— Required task —
All the entries need to be quoted exactly, apart from the pictures, which you should drop.

[Source records]
§

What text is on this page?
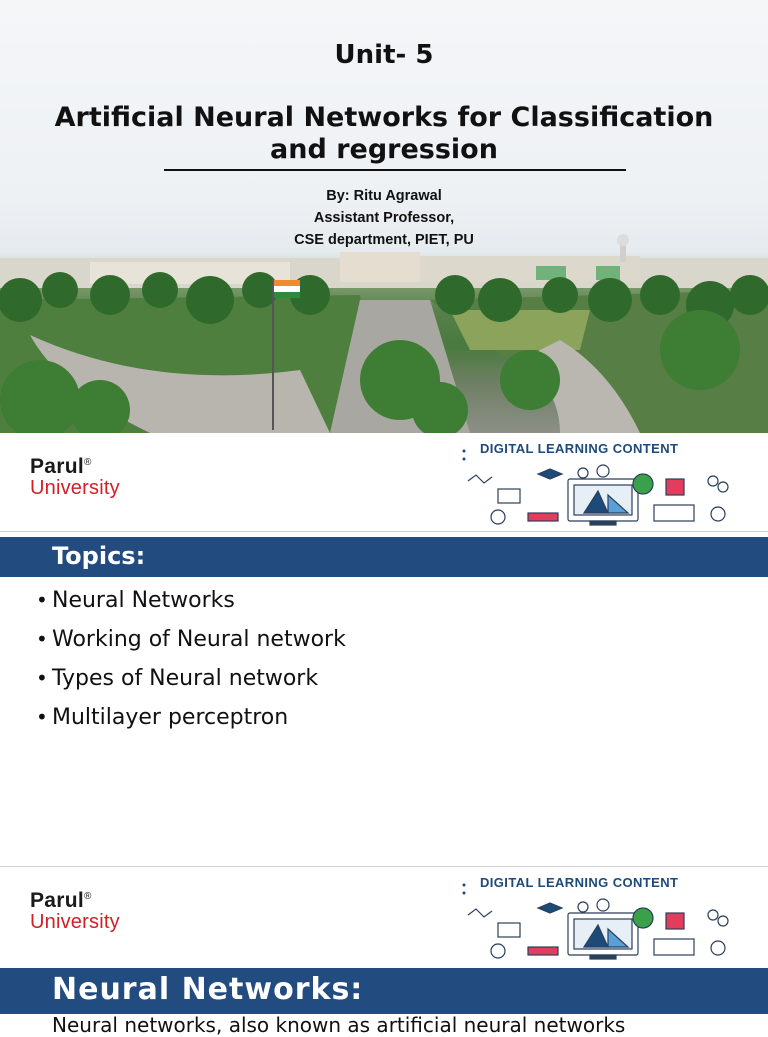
Unit- 5
Artificial Neural Networks for Classification
and regression
By: Ritu Agrawal
Assistant Professor,
CSE department, PIET, PU
Parul®
University
DIGITAL LEARNING CONTENT
Topics:
• Neural Networks
• Working of Neural network
• Types of Neural network
• Multilayer perceptron
Parul®
University
DIGITAL LEARNING CONTENT
Neural Networks:
Neural networks, also known as artificial neural networks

§

— The answer —
What text is on this page?
Unit- 5
Artificial Neural Networks for Classification
and regression
By: Ritu Agrawal
Assistant Professor,
CSE department, PIET, PU
Parul®
University
DIGITAL LEARNING CONTENT
Topics:
• Neural Networks
• Working of Neural network
• Types of Neural network
• Multilayer perceptron
Parul®
University
DIGITAL LEARNING CONTENT
Neural Networks:
Neural networks, also known as artificial neural networks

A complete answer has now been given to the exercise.